(Dataset rows)

******************************

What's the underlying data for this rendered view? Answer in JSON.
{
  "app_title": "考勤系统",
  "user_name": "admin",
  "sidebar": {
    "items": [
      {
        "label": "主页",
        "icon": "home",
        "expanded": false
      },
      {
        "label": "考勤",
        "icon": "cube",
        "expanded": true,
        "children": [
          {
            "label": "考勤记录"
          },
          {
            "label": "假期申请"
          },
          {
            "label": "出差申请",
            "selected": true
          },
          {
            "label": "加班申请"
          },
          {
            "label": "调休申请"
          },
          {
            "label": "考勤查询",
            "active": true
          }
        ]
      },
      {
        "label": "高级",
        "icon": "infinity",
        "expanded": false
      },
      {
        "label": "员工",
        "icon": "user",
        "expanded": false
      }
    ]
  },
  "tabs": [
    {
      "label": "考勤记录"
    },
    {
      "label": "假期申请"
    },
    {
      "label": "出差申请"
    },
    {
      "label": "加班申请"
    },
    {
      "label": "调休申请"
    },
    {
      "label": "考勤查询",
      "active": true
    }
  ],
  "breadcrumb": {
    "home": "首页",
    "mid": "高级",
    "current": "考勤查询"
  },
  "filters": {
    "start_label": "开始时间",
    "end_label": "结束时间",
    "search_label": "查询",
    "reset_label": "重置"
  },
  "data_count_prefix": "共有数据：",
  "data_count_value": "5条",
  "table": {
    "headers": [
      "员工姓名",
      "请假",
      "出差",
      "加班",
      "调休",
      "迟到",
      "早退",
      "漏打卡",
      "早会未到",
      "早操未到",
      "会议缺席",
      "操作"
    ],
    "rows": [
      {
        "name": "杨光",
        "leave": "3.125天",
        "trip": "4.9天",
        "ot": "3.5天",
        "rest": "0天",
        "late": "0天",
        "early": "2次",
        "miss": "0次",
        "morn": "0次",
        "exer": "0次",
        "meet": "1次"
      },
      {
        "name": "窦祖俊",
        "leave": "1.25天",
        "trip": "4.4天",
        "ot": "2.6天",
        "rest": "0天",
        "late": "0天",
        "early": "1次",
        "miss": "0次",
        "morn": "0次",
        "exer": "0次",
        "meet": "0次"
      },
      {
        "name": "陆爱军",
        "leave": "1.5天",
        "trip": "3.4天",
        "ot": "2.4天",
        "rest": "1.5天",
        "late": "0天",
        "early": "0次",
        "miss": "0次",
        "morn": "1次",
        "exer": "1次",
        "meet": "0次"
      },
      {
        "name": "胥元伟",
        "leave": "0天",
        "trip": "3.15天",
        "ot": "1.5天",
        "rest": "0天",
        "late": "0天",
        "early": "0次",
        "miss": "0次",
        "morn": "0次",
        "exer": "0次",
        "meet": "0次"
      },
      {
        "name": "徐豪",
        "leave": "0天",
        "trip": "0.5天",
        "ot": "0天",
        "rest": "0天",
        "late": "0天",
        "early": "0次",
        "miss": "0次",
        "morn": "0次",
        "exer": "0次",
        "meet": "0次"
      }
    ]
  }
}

******************************

WHAT YOU NEED TO DO >> Write out every line exactly as it stands.

THE ANSWER >>
What's the underlying data for this rendered view? Answer in JSON.
{
  "app_title": "考勤系统",
  "user_name": "admin",
  "sidebar": {
    "items": [
      {
        "label": "主页",
        "icon": "home",
        "expanded": false
      },
      {
        "label": "考勤",
        "icon": "cube",
        "expanded": true,
        "children": [
          {
            "label": "考勤记录"
          },
          {
            "label": "假期申请"
          },
          {
            "label": "出差申请",
            "selected": true
          },
          {
            "label": "加班申请"
          },
          {
            "label": "调休申请"
          },
          {
            "label": "考勤查询",
            "active": true
          }
        ]
      },
      {
        "label": "高级",
        "icon": "infinity",
        "expanded": false
      },
      {
        "label": "员工",
        "icon": "user",
        "expanded": false
      }
    ]
  },
  "tabs": [
    {
      "label": "考勤记录"
    },
    {
      "label": "假期申请"
    },
    {
      "label": "出差申请"
    },
    {
      "label": "加班申请"
    },
    {
      "label": "调休申请"
    },
    {
      "label": "考勤查询",
      "active": true
    }
  ],
  "breadcrumb": {
    "home": "首页",
    "mid": "高级",
    "current": "考勤查询"
  },
  "filters": {
    "start_label": "开始时间",
    "end_label": "结束时间",
    "search_label": "查询",
    "reset_label": "重置"
  },
  "data_count_prefix": "共有数据：",
  "data_count_value": "5条",
  "table": {
    "headers": [
      "员工姓名",
      "请假",
      "出差",
      "加班",
      "调休",
      "迟到",
      "早退",
      "漏打卡",
      "早会未到",
      "早操未到",
      "会议缺席",
      "操作"
    ],
    "rows": [
      {
        "name": "杨光",
        "leave": "3.125天",
        "trip": "4.9天",
        "ot": "3.5天",
        "rest": "0天",
        "late": "0天",
        "early": "2次",
        "miss": "0次",
        "morn": "0次",
        "exer": "0次",
        "meet": "1次"
      },
      {
        "name": "窦祖俊",
        "leave": "1.25天",
        "trip": "4.4天",
        "ot": "2.6天",
        "rest": "0天",
        "late": "0天",
        "early": "1次",
        "miss": "0次",
        "morn": "0次",
        "exer": "0次",
        "meet": "0次"
      },
      {
        "name": "陆爱军",
        "leave": "1.5天",
        "trip": "3.4天",
        "ot": "2.4天",
        "rest": "1.5天",
        "late": "0天",
        "early": "0次",
        "miss": "0次",
        "morn": "1次",
        "exer": "1次",
        "meet": "0次"
      },
      {
        "name": "胥元伟",
        "leave": "0天",
        "trip": "3.15天",
        "ot": "1.5天",
        "rest": "0天",
        "late": "0天",
        "early": "0次",
        "miss": "0次",
        "morn": "0次",
        "exer": "0次",
        "meet": "0次"
      },
      {
        "name": "徐豪",
        "leave": "0天",
        "trip": "0.5天",
        "ot": "0天",
        "rest": "0天",
        "late": "0天",
        "early": "0次",
        "miss": "0次",
        "morn": "0次",
        "exer": "0次",
        "meet": "0次"
      }
    ]
  }
}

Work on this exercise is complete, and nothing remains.